Reproduce the material exactly, omitting nothing.

> [Entries provided]
<<<<

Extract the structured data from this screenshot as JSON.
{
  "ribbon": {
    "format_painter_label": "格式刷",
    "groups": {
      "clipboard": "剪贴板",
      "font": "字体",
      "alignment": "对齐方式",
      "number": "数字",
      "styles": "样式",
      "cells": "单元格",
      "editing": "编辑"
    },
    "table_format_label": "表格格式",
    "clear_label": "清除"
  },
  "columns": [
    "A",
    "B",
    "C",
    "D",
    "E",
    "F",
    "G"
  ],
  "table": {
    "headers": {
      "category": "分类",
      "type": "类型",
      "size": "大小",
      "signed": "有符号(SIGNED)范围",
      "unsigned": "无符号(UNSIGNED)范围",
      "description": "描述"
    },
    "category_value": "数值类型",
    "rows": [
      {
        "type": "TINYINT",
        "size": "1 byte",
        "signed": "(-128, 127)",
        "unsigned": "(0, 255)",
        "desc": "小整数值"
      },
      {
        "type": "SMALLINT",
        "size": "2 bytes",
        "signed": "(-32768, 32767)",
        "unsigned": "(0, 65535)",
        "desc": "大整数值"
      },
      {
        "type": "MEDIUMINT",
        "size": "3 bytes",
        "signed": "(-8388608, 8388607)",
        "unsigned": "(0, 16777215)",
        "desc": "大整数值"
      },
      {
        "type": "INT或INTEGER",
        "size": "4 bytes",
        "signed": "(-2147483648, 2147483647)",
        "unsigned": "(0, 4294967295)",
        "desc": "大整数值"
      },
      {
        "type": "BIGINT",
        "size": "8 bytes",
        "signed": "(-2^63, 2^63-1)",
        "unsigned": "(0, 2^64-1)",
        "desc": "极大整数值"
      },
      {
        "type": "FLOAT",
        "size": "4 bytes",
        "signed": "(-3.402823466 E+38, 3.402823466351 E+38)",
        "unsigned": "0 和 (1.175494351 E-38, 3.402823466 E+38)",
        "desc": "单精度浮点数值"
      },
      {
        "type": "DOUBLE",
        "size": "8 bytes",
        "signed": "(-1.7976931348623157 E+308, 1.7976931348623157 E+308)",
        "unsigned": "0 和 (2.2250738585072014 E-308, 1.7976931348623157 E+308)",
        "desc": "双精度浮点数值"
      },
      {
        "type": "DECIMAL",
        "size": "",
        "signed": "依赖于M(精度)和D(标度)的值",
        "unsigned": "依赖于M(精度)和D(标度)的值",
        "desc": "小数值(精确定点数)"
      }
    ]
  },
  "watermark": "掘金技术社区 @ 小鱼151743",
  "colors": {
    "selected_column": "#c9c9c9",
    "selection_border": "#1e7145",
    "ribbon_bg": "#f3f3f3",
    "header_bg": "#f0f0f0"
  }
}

>>>>

> [Solution to the problem]
Extract the structured data from this screenshot as JSON.
{
  "ribbon": {
    "format_painter_label": "格式刷",
    "groups": {
      "clipboard": "剪贴板",
      "font": "字体",
      "alignment": "对齐方式",
      "number": "数字",
      "styles": "样式",
      "cells": "单元格",
      "editing": "编辑"
    },
    "table_format_label": "表格格式",
    "clear_label": "清除"
  },
  "columns": [
    "A",
    "B",
    "C",
    "D",
    "E",
    "F",
    "G"
  ],
  "table": {
    "headers": {
      "category": "分类",
      "type": "类型",
      "size": "大小",
      "signed": "有符号(SIGNED)范围",
      "unsigned": "无符号(UNSIGNED)范围",
      "description": "描述"
    },
    "category_value": "数值类型",
    "rows": [
      {
        "type": "TINYINT",
        "size": "1 byte",
        "signed": "(-128, 127)",
        "unsigned": "(0, 255)",
        "desc": "小整数值"
      },
      {
        "type": "SMALLINT",
        "size": "2 bytes",
        "signed": "(-32768, 32767)",
        "unsigned": "(0, 65535)",
        "desc": "大整数值"
      },
      {
        "type": "MEDIUMINT",
        "size": "3 bytes",
        "signed": "(-8388608, 8388607)",
        "unsigned": "(0, 16777215)",
        "desc": "大整数值"
      },
      {
        "type": "INT或INTEGER",
        "size": "4 bytes",
        "signed": "(-2147483648, 2147483647)",
        "unsigned": "(0, 4294967295)",
        "desc": "大整数值"
      },
      {
        "type": "BIGINT",
        "size": "8 bytes",
        "signed": "(-2^63, 2^63-1)",
        "unsigned": "(0, 2^64-1)",
        "desc": "极大整数值"
      },
      {
        "type": "FLOAT",
        "size": "4 bytes",
        "signed": "(-3.402823466 E+38, 3.402823466351 E+38)",
        "unsigned": "0 和 (1.175494351 E-38, 3.402823466 E+38)",
        "desc": "单精度浮点数值"
      },
      {
        "type": "DOUBLE",
        "size": "8 bytes",
        "signed": "(-1.7976931348623157 E+308, 1.7976931348623157 E+308)",
        "unsigned": "0 和 (2.2250738585072014 E-308, 1.7976931348623157 E+308)",
        "desc": "双精度浮点数值"
      },
      {
        "type": "DECIMAL",
        "size": "",
        "signed": "依赖于M(精度)和D(标度)的值",
        "unsigned": "依赖于M(精度)和D(标度)的值",
        "desc": "小数值(精确定点数)"
      }
    ]
  },
  "watermark": "掘金技术社区 @ 小鱼151743",
  "colors": {
    "selected_column": "#c9c9c9",
    "selection_border": "#1e7145",
    "ribbon_bg": "#f3f3f3",
    "header_bg": "#f0f0f0"
  }
}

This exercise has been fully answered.